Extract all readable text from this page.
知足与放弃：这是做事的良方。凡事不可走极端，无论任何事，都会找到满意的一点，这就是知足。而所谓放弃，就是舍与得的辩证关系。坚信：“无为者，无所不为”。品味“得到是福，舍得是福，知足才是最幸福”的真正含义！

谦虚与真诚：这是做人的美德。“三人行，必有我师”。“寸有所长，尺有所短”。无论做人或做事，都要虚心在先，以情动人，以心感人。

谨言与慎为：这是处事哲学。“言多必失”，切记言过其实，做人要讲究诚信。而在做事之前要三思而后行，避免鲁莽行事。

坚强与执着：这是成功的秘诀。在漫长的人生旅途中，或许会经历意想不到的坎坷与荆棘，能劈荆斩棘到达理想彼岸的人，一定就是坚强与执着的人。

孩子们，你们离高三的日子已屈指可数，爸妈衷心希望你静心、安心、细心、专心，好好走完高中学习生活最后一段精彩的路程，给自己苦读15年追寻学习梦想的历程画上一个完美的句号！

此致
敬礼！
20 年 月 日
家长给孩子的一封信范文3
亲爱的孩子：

REQUIRED WORK:
Copy each record from above without leaving any out.

RESULT OF THIS TASK:
Extract all readable text from this page.
知足与放弃：这是做事的良方。凡事不可走极端，无论任何事，都会找到满意的一点，这就是知足。而所谓放弃，就是舍与得的辩证关系。坚信：“无为者，无所不为”。品味“得到是福，舍得是福，知足才是最幸福”的真正含义！

谦虚与真诚：这是做人的美德。“三人行，必有我师”。“寸有所长，尺有所短”。无论做人或做事，都要虚心在先，以情动人，以心感人。

谨言与慎为：这是处事哲学。“言多必失”，切记言过其实，做人要讲究诚信。而在做事之前要三思而后行，避免鲁莽行事。

坚强与执着：这是成功的秘诀。在漫长的人生旅途中，或许会经历意想不到的坎坷与荆棘，能劈荆斩棘到达理想彼岸的人，一定就是坚强与执着的人。

孩子们，你们离高三的日子已屈指可数，爸妈衷心希望你静心、安心、细心、专心，好好走完高中学习生活最后一段精彩的路程，给自己苦读15年追寻学习梦想的历程画上一个完美的句号！

此致
敬礼！
20 年 月 日
家长给孩子的一封信范文3
亲爱的孩子：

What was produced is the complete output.